**Supplied data:**
═══

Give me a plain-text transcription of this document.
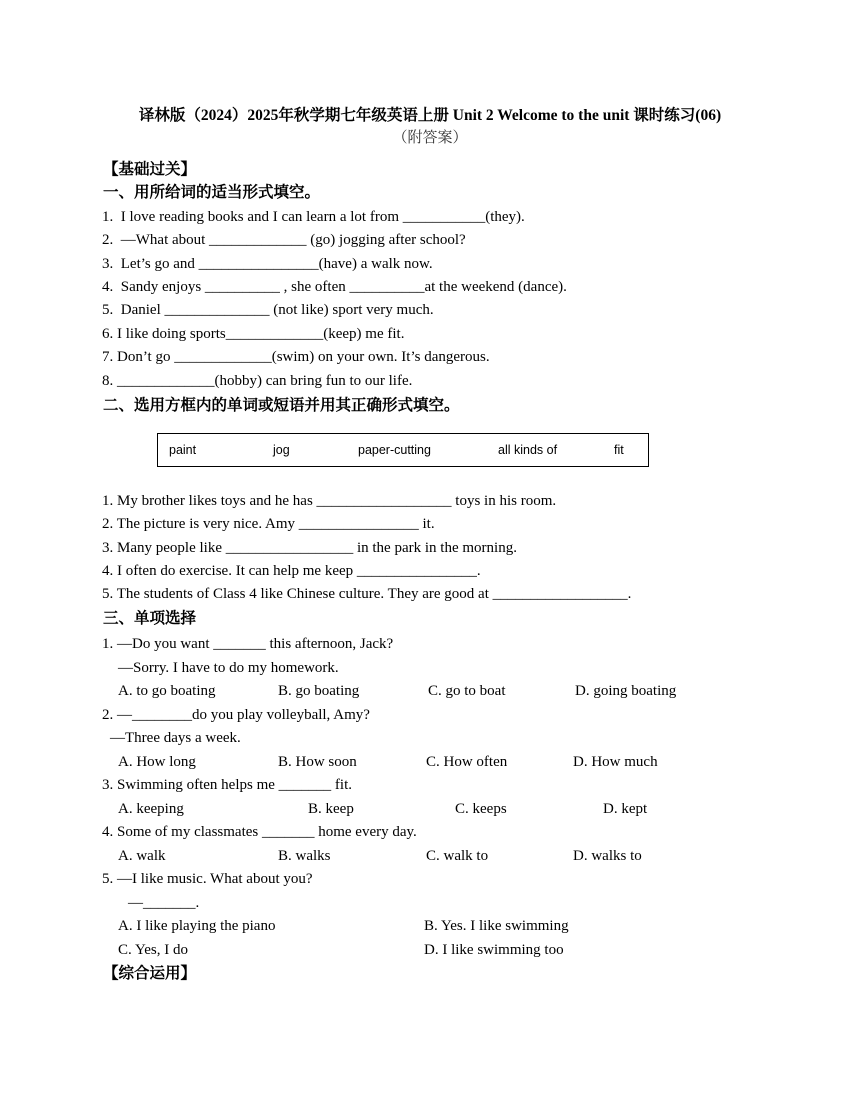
译林版（2024）2025年秋学期七年级英语上册 Unit 2 Welcome to the unit 课时练习(06)
（附答案）
【基础过关】
一、用所给词的适当形式填空。
1.  I love reading books and I can learn a lot from ___________(they).
2.  —What about _____________ (go) jogging after school?
3.  Let’s go and ________________(have) a walk now.
4.  Sandy enjoys __________ , she often __________at the weekend (dance).
5.  Daniel ______________ (not like) sport very much.
6. I like doing sports_____________(keep) me fit.
7. Don’t go _____________(swim) on your own. It’s dangerous.
8. _____________(hobby) can bring fun to our life.
二、选用方框内的单词或短语并用其正确形式填空。
paint	jog	paper-cutting	all kinds of	fit
1. My brother likes toys and he has __________________ toys in his room.
2. The picture is very nice. Amy ________________ it.
3. Many people like _________________ in the park in the morning.
4. I often do exercise. It can help me keep ________________.
5. The students of Class 4 like Chinese culture. They are good at __________________.
三、单项选择
1. —Do you want _______ this afternoon, Jack?
—Sorry. I have to do my homework.
A. to go boating	B. go boating	C. go to boat	D. going boating
2. —________do you play volleyball, Amy?
—Three days a week.
A. How long	B. How soon	C. How often	D. How much
3. Swimming often helps me _______ fit.
A. keeping	B. keep	C. keeps	D. kept
4. Some of my classmates _______ home every day.
A. walk	B. walks	C. walk to	D. walks to
5. —I like music. What about you?
—_______.
A. I like playing the piano	B. Yes. I like swimming
C. Yes, I do	D. I like swimming too
【综合运用】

═══

**The request:**
Repeat the listing in full and exactly. Leave any pictures out.

**Exercise answer:**
Give me a plain-text transcription of this document.
译林版（2024）2025年秋学期七年级英语上册 Unit 2 Welcome to the unit 课时练习(06)
（附答案）
【基础过关】
一、用所给词的适当形式填空。
1.  I love reading books and I can learn a lot from ___________(they).
2.  —What about _____________ (go) jogging after school?
3.  Let’s go and ________________(have) a walk now.
4.  Sandy enjoys __________ , she often __________at the weekend (dance).
5.  Daniel ______________ (not like) sport very much.
6. I like doing sports_____________(keep) me fit.
7. Don’t go _____________(swim) on your own. It’s dangerous.
8. _____________(hobby) can bring fun to our life.
二、选用方框内的单词或短语并用其正确形式填空。
paint	jog	paper-cutting	all kinds of	fit
1. My brother likes toys and he has __________________ toys in his room.
2. The picture is very nice. Amy ________________ it.
3. Many people like _________________ in the park in the morning.
4. I often do exercise. It can help me keep ________________.
5. The students of Class 4 like Chinese culture. They are good at __________________.
三、单项选择
1. —Do you want _______ this afternoon, Jack?
—Sorry. I have to do my homework.
A. to go boating	B. go boating	C. go to boat	D. going boating
2. —________do you play volleyball, Amy?
—Three days a week.
A. How long	B. How soon	C. How often	D. How much
3. Swimming often helps me _______ fit.
A. keeping	B. keep	C. keeps	D. kept
4. Some of my classmates _______ home every day.
A. walk	B. walks	C. walk to	D. walks to
5. —I like music. What about you?
—_______.
A. I like playing the piano	B. Yes. I like swimming
C. Yes, I do	D. I like swimming too
【综合运用】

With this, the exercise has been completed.